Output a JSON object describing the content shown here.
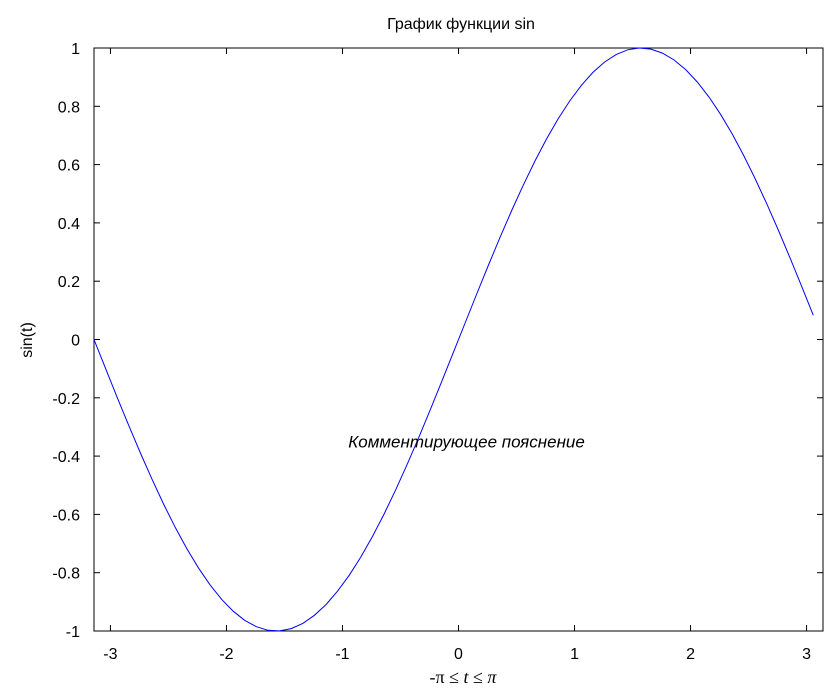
{
  "chart_data": {
    "type": "line",
    "title": "График функции sin",
    "xlabel": {
      "pre": "-π",
      "le1": " ≤ ",
      "var": "t",
      "le2": " ≤ ",
      "post": "π"
    },
    "ylabel": "sin(t)",
    "annotation": {
      "text": "Комментирующее пояснение",
      "x": -0.95,
      "y": -0.35
    },
    "xlim": [
      -3.1416,
      3.1416
    ],
    "ylim": [
      -1,
      1
    ],
    "xticks": [
      -3,
      -2,
      -1,
      0,
      1,
      2,
      3
    ],
    "xtick_labels": [
      "-3",
      "-2",
      "-1",
      "0",
      "1",
      "2",
      "3"
    ],
    "yticks": [
      -1,
      -0.8,
      -0.6,
      -0.4,
      -0.2,
      0,
      0.2,
      0.4,
      0.6,
      0.8,
      1
    ],
    "ytick_labels": [
      "-1",
      "-0.8",
      "-0.6",
      "-0.4",
      "-0.2",
      "0",
      "0.2",
      "0.4",
      "0.6",
      "0.8",
      "1"
    ],
    "grid": false,
    "series": [
      {
        "color": "#0000ff",
        "x": [
          -3.1416,
          -3.0416,
          -2.9416,
          -2.8416,
          -2.7416,
          -2.6416,
          -2.5416,
          -2.4416,
          -2.3416,
          -2.2416,
          -2.1416,
          -2.0416,
          -1.9416,
          -1.8416,
          -1.7416,
          -1.6416,
          -1.5416,
          -1.4416,
          -1.3416,
          -1.2416,
          -1.1416,
          -1.0416,
          -0.9416,
          -0.8416,
          -0.7416,
          -0.6416,
          -0.5416,
          -0.4416,
          -0.3416,
          -0.2416,
          -0.1416,
          -0.0416,
          0.0584,
          0.1584,
          0.2584,
          0.3584,
          0.4584,
          0.5584,
          0.6584,
          0.7584,
          0.8584,
          0.9584,
          1.0584,
          1.1584,
          1.2584,
          1.3584,
          1.4584,
          1.5584,
          1.6584,
          1.7584,
          1.8584,
          1.9584,
          2.0584,
          2.1584,
          2.2584,
          2.3584,
          2.4584,
          2.5584,
          2.6584,
          2.7584,
          2.8584,
          2.9584,
          3.0584
        ],
        "y": [
          0,
          -0.0998,
          -0.1987,
          -0.2955,
          -0.3894,
          -0.4794,
          -0.5646,
          -0.6442,
          -0.7174,
          -0.7833,
          -0.8415,
          -0.8912,
          -0.932,
          -0.9636,
          -0.9854,
          -0.9975,
          -0.9996,
          -0.9917,
          -0.9738,
          -0.9463,
          -0.9093,
          -0.8632,
          -0.8085,
          -0.7457,
          -0.6755,
          -0.5985,
          -0.5155,
          -0.4274,
          -0.335,
          -0.2392,
          -0.1411,
          -0.0416,
          0.0584,
          0.1577,
          0.2555,
          0.3508,
          0.4425,
          0.5298,
          0.6119,
          0.6878,
          0.7568,
          0.8183,
          0.8716,
          0.9162,
          0.9516,
          0.9775,
          0.9937,
          0.9999,
          0.9962,
          0.9825,
          0.9589,
          0.9258,
          0.8835,
          0.8323,
          0.7728,
          0.7055,
          0.6312,
          0.5507,
          0.4646,
          0.3739,
          0.2794,
          0.1822,
          0.0831
        ]
      }
    ]
  }
}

WORK TO COMPLETE: Extract the full listing exactly, with the pictures left out.

WRITTEN ANSWER:
Output a JSON object describing the content shown here.
{
  "chart_data": {
    "type": "line",
    "title": "График функции sin",
    "xlabel": {
      "pre": "-π",
      "le1": " ≤ ",
      "var": "t",
      "le2": " ≤ ",
      "post": "π"
    },
    "ylabel": "sin(t)",
    "annotation": {
      "text": "Комментирующее пояснение",
      "x": -0.95,
      "y": -0.35
    },
    "xlim": [
      -3.1416,
      3.1416
    ],
    "ylim": [
      -1,
      1
    ],
    "xticks": [
      -3,
      -2,
      -1,
      0,
      1,
      2,
      3
    ],
    "xtick_labels": [
      "-3",
      "-2",
      "-1",
      "0",
      "1",
      "2",
      "3"
    ],
    "yticks": [
      -1,
      -0.8,
      -0.6,
      -0.4,
      -0.2,
      0,
      0.2,
      0.4,
      0.6,
      0.8,
      1
    ],
    "ytick_labels": [
      "-1",
      "-0.8",
      "-0.6",
      "-0.4",
      "-0.2",
      "0",
      "0.2",
      "0.4",
      "0.6",
      "0.8",
      "1"
    ],
    "grid": false,
    "series": [
      {
        "color": "#0000ff",
        "x": [
          -3.1416,
          -3.0416,
          -2.9416,
          -2.8416,
          -2.7416,
          -2.6416,
          -2.5416,
          -2.4416,
          -2.3416,
          -2.2416,
          -2.1416,
          -2.0416,
          -1.9416,
          -1.8416,
          -1.7416,
          -1.6416,
          -1.5416,
          -1.4416,
          -1.3416,
          -1.2416,
          -1.1416,
          -1.0416,
          -0.9416,
          -0.8416,
          -0.7416,
          -0.6416,
          -0.5416,
          -0.4416,
          -0.3416,
          -0.2416,
          -0.1416,
          -0.0416,
          0.0584,
          0.1584,
          0.2584,
          0.3584,
          0.4584,
          0.5584,
          0.6584,
          0.7584,
          0.8584,
          0.9584,
          1.0584,
          1.1584,
          1.2584,
          1.3584,
          1.4584,
          1.5584,
          1.6584,
          1.7584,
          1.8584,
          1.9584,
          2.0584,
          2.1584,
          2.2584,
          2.3584,
          2.4584,
          2.5584,
          2.6584,
          2.7584,
          2.8584,
          2.9584,
          3.0584
        ],
        "y": [
          0,
          -0.0998,
          -0.1987,
          -0.2955,
          -0.3894,
          -0.4794,
          -0.5646,
          -0.6442,
          -0.7174,
          -0.7833,
          -0.8415,
          -0.8912,
          -0.932,
          -0.9636,
          -0.9854,
          -0.9975,
          -0.9996,
          -0.9917,
          -0.9738,
          -0.9463,
          -0.9093,
          -0.8632,
          -0.8085,
          -0.7457,
          -0.6755,
          -0.5985,
          -0.5155,
          -0.4274,
          -0.335,
          -0.2392,
          -0.1411,
          -0.0416,
          0.0584,
          0.1577,
          0.2555,
          0.3508,
          0.4425,
          0.5298,
          0.6119,
          0.6878,
          0.7568,
          0.8183,
          0.8716,
          0.9162,
          0.9516,
          0.9775,
          0.9937,
          0.9999,
          0.9962,
          0.9825,
          0.9589,
          0.9258,
          0.8835,
          0.8323,
          0.7728,
          0.7055,
          0.6312,
          0.5507,
          0.4646,
          0.3739,
          0.2794,
          0.1822,
          0.0831
        ]
      }
    ]
  }
}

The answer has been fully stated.